__Figure record listings__
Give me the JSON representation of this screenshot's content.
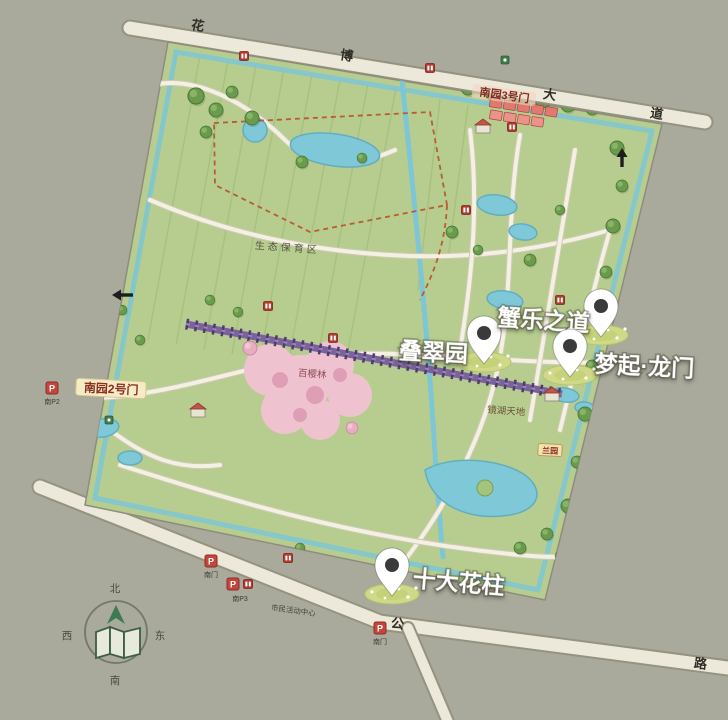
{
  "map": {
    "title_hint": "park illustrated map",
    "colors": {
      "background": "#a9aa9c",
      "park_green": "#b7cd8f",
      "water": "#7fc8d7",
      "road": "#ece8da",
      "corridor_purple": "#7a639c",
      "cherry_pink": "#eec3cf",
      "badge_red": "#c4463b",
      "pin_white": "#ffffff",
      "callout_text": "#ffffff"
    },
    "callouts": {
      "diecui": {
        "label": "叠翠园"
      },
      "xiele": {
        "label": "蟹乐之道"
      },
      "mengqi": {
        "label": "梦起·龙门"
      },
      "huazhu": {
        "label": "十大花柱"
      }
    },
    "gates": {
      "gate2": {
        "label": "南园2号门"
      },
      "gate3": {
        "label": "南园3号门"
      }
    },
    "areas": {
      "eco": {
        "label": "生态保育区"
      },
      "cherry": {
        "label": "百樱林"
      },
      "jinghu": {
        "label": "镜湖天地"
      },
      "lanyuan": {
        "label": "兰园"
      },
      "civic": {
        "label": "市民活动中心"
      }
    },
    "road_labels": {
      "top_1": "花",
      "top_2": "博",
      "top_3": "大",
      "top_4": "道",
      "bottom_1": "公",
      "bottom_2": "路"
    },
    "parking": {
      "letter": "P",
      "p2": {
        "label": "南P2"
      },
      "south_gate_a": {
        "label": "南门"
      },
      "p3": {
        "label": "南P3"
      },
      "south_gate_b": {
        "label": "南门"
      }
    },
    "compass": {
      "north": "北",
      "south": "南",
      "west": "西",
      "east": "东"
    }
  }
}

__The exercise__
Only lines with the word "ffffff" are wanted, so copy each one from the records.

__Exercise result__
      "pin_white": "#ffffff",
      "callout_text": "#ffffff"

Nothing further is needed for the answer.